**What to work on:** Report each line of the data that includes the word "resistor".

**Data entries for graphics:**
···

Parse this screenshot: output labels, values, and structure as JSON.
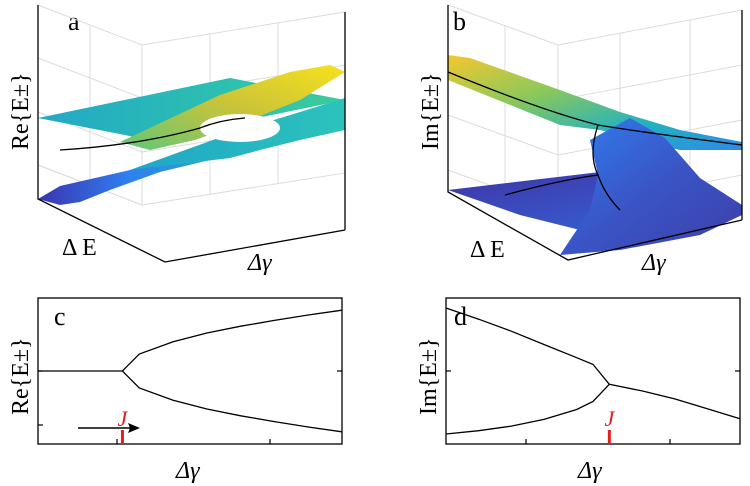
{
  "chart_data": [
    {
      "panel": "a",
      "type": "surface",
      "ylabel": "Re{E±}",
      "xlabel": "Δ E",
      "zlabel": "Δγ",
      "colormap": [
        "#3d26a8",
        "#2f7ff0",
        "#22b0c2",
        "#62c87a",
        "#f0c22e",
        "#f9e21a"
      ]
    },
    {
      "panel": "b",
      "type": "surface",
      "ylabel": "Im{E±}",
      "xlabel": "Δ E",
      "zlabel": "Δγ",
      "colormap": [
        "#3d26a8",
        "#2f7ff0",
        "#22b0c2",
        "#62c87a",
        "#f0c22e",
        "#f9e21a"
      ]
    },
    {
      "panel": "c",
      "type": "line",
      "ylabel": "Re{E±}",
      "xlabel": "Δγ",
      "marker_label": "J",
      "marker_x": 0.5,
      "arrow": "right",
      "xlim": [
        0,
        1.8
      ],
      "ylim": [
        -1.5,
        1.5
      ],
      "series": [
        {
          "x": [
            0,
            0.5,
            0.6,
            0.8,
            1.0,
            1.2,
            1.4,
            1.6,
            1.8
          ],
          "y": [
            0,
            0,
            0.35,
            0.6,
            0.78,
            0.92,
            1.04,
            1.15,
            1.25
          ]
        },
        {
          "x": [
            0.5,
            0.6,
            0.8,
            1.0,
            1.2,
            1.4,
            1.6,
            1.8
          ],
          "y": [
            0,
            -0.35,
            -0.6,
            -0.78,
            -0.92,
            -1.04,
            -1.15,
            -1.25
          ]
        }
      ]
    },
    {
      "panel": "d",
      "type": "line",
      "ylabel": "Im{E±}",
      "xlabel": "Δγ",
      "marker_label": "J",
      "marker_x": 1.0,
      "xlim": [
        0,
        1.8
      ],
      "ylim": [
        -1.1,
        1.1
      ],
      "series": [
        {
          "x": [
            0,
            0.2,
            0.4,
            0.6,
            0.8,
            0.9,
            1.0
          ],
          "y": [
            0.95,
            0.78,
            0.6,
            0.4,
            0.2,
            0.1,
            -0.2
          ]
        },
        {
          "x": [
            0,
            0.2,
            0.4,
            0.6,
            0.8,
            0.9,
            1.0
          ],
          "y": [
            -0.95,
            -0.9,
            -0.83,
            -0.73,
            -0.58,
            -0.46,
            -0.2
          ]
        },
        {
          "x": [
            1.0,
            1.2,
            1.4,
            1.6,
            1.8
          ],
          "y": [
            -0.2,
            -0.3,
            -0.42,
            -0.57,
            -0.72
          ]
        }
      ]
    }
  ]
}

···

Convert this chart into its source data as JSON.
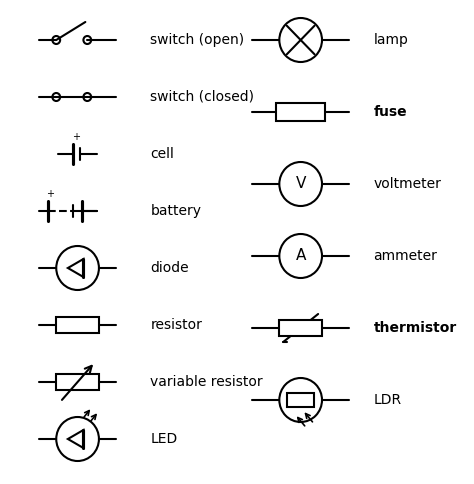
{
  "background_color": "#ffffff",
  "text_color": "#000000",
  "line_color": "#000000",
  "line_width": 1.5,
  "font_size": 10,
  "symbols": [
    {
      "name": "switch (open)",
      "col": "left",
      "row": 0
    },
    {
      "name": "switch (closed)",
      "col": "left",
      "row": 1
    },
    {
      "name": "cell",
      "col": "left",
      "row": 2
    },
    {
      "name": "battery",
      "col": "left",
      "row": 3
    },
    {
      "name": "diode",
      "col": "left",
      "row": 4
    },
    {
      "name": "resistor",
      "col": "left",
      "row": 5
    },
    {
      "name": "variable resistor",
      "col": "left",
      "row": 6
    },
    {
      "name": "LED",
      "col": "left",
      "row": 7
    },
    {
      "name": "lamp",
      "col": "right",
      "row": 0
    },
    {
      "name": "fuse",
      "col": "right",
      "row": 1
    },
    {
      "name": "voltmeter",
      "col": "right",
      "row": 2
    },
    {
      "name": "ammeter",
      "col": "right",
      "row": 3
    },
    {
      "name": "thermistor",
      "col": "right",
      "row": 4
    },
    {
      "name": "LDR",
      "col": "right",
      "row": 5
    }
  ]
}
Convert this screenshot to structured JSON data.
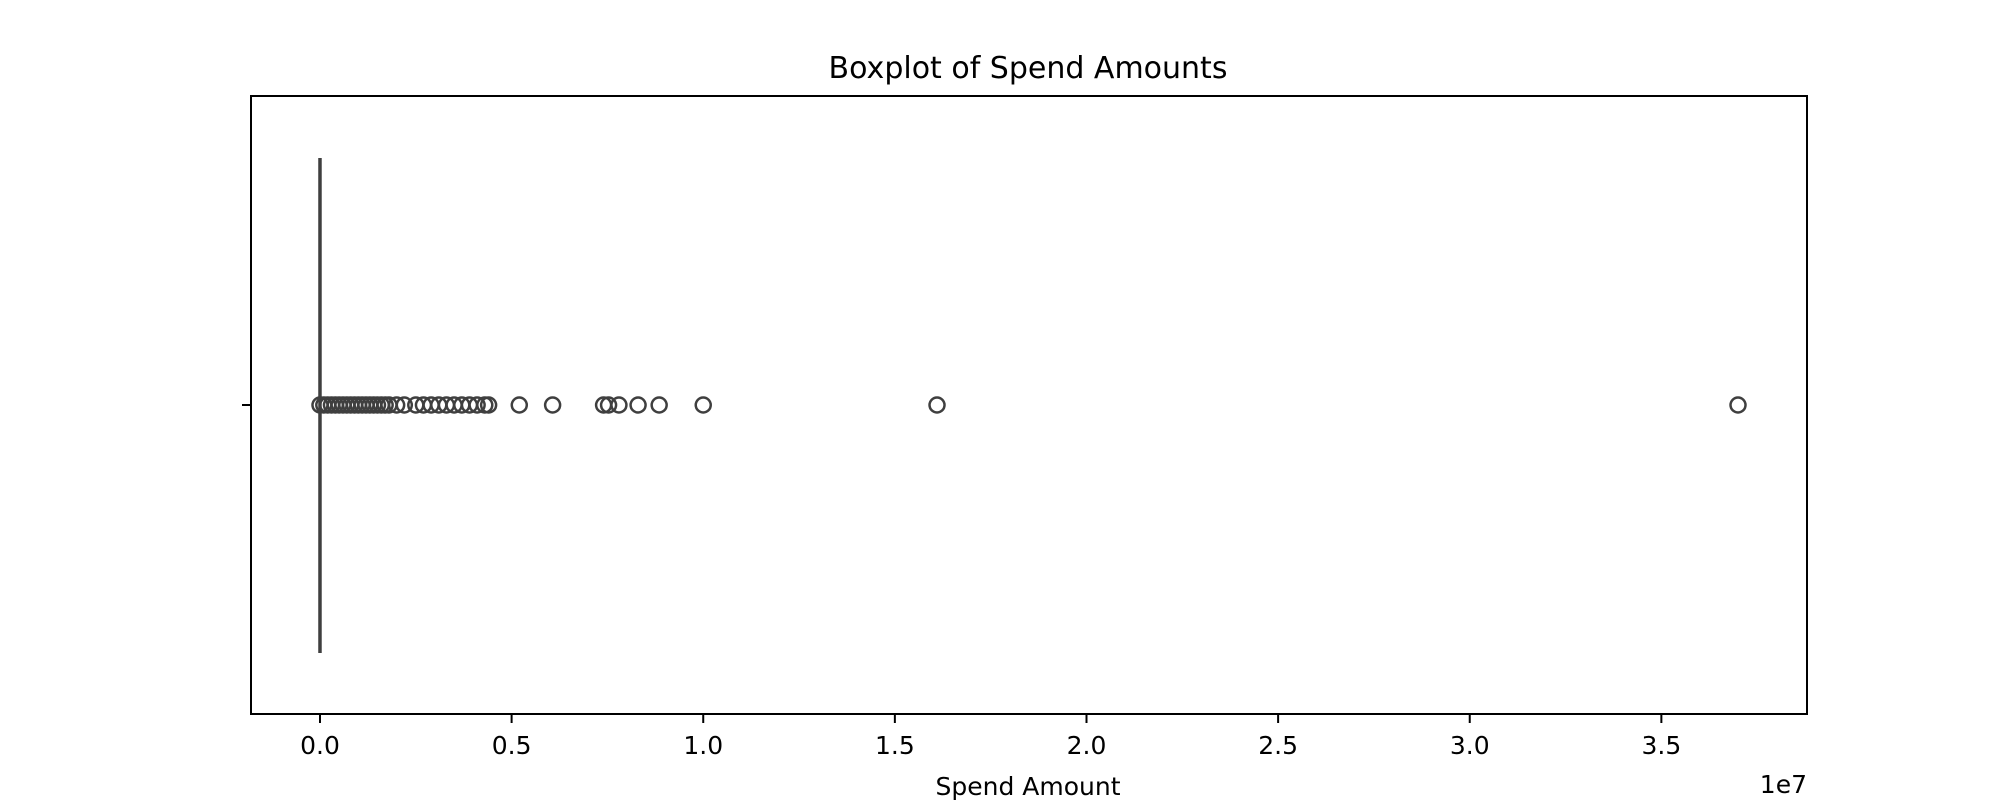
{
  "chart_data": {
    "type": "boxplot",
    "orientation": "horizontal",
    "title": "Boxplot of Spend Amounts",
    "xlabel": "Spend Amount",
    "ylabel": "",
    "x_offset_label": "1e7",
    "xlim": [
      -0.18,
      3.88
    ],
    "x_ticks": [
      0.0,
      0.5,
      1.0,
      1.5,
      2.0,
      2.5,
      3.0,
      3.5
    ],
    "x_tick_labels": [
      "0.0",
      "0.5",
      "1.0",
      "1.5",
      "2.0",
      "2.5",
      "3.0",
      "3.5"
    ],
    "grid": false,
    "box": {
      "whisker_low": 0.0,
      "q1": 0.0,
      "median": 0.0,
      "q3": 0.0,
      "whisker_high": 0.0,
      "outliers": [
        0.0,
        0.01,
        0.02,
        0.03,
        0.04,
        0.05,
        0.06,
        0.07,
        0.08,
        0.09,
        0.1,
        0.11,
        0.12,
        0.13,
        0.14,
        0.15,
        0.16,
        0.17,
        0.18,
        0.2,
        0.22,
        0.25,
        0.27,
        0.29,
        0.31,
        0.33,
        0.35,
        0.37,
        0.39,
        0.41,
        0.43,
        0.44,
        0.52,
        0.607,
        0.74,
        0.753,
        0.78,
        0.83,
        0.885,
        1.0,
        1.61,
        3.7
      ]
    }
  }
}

···

**Written response:**
      "name": "resistor",
      "name": "variable resistor",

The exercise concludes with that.